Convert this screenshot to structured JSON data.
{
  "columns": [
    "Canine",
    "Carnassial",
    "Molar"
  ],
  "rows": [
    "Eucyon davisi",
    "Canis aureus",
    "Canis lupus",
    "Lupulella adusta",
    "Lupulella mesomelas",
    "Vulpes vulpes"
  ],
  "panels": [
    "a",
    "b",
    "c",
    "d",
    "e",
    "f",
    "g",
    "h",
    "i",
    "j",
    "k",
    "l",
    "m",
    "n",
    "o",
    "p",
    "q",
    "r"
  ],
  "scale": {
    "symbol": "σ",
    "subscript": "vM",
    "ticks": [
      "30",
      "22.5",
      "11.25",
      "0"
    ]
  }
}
++++++
*PROMPT*:
Copy out the whole listing exactly.

*TASK RESPONSE*:
Convert this screenshot to structured JSON data.
{
  "columns": [
    "Canine",
    "Carnassial",
    "Molar"
  ],
  "rows": [
    "Eucyon davisi",
    "Canis aureus",
    "Canis lupus",
    "Lupulella adusta",
    "Lupulella mesomelas",
    "Vulpes vulpes"
  ],
  "panels": [
    "a",
    "b",
    "c",
    "d",
    "e",
    "f",
    "g",
    "h",
    "i",
    "j",
    "k",
    "l",
    "m",
    "n",
    "o",
    "p",
    "q",
    "r"
  ],
  "scale": {
    "symbol": "σ",
    "subscript": "vM",
    "ticks": [
      "30",
      "22.5",
      "11.25",
      "0"
    ]
  }
}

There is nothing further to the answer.